------ THE RECORDS

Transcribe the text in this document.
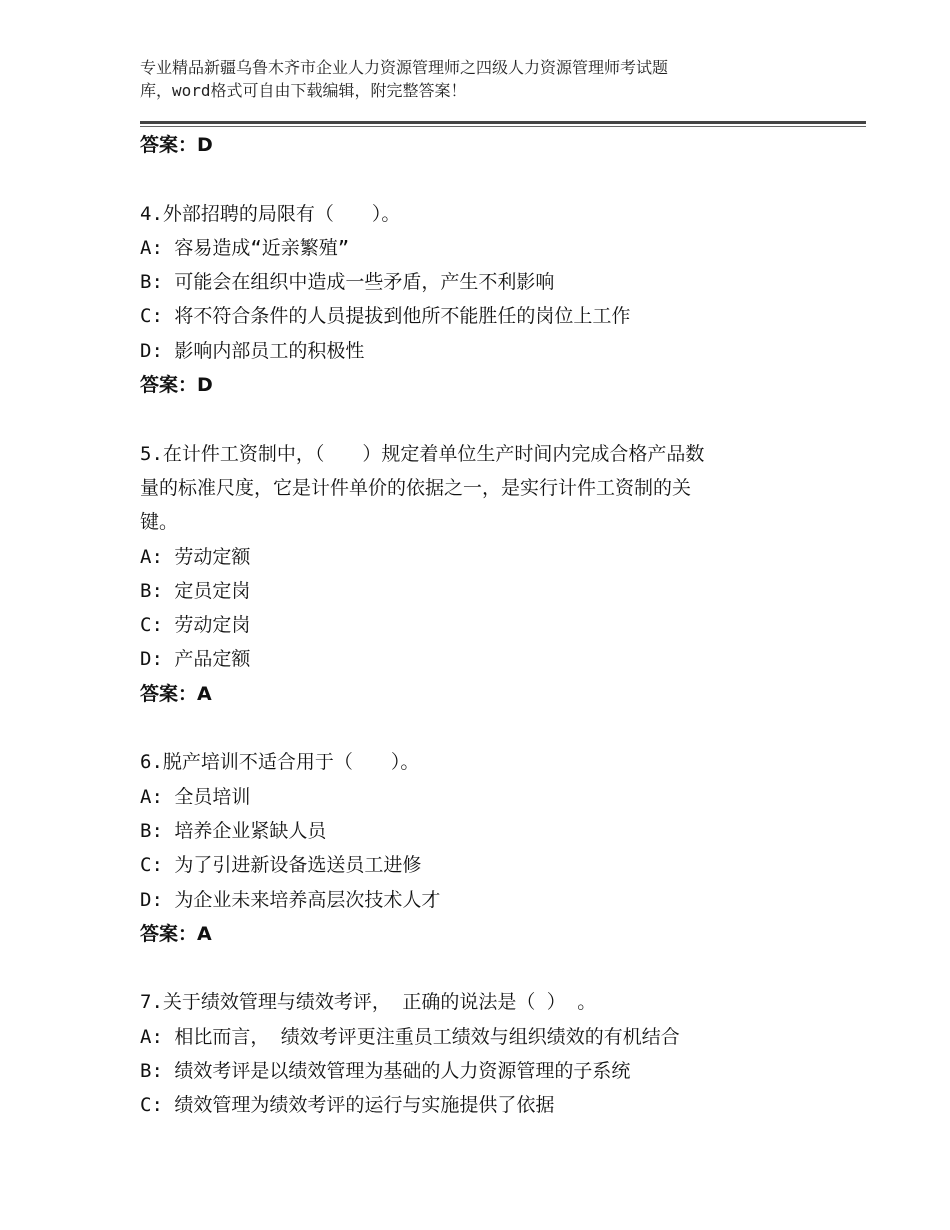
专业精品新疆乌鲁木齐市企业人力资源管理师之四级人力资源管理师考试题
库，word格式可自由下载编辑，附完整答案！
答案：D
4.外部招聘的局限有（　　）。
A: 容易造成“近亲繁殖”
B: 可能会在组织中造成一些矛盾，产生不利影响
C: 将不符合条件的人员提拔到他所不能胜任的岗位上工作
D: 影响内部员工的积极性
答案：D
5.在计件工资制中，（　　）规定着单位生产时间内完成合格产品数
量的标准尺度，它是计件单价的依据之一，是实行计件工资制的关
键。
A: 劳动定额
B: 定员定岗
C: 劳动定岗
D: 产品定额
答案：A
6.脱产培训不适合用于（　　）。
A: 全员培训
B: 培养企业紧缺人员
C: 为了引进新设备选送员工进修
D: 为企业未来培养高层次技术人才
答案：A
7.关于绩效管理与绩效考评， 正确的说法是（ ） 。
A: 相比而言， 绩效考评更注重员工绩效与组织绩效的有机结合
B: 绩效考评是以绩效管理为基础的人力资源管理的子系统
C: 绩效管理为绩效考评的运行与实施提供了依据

------------

§ WHAT IS REQUIRED: Write the listing out a second time exactly, dropping all images.

§ RESPONSE:
Transcribe the text in this document.
专业精品新疆乌鲁木齐市企业人力资源管理师之四级人力资源管理师考试题
库，word格式可自由下载编辑，附完整答案！
答案：D
4.外部招聘的局限有（　　）。
A: 容易造成“近亲繁殖”
B: 可能会在组织中造成一些矛盾，产生不利影响
C: 将不符合条件的人员提拔到他所不能胜任的岗位上工作
D: 影响内部员工的积极性
答案：D
5.在计件工资制中，（　　）规定着单位生产时间内完成合格产品数
量的标准尺度，它是计件单价的依据之一，是实行计件工资制的关
键。
A: 劳动定额
B: 定员定岗
C: 劳动定岗
D: 产品定额
答案：A
6.脱产培训不适合用于（　　）。
A: 全员培训
B: 培养企业紧缺人员
C: 为了引进新设备选送员工进修
D: 为企业未来培养高层次技术人才
答案：A
7.关于绩效管理与绩效考评， 正确的说法是（ ） 。
A: 相比而言， 绩效考评更注重员工绩效与组织绩效的有机结合
B: 绩效考评是以绩效管理为基础的人力资源管理的子系统
C: 绩效管理为绩效考评的运行与实施提供了依据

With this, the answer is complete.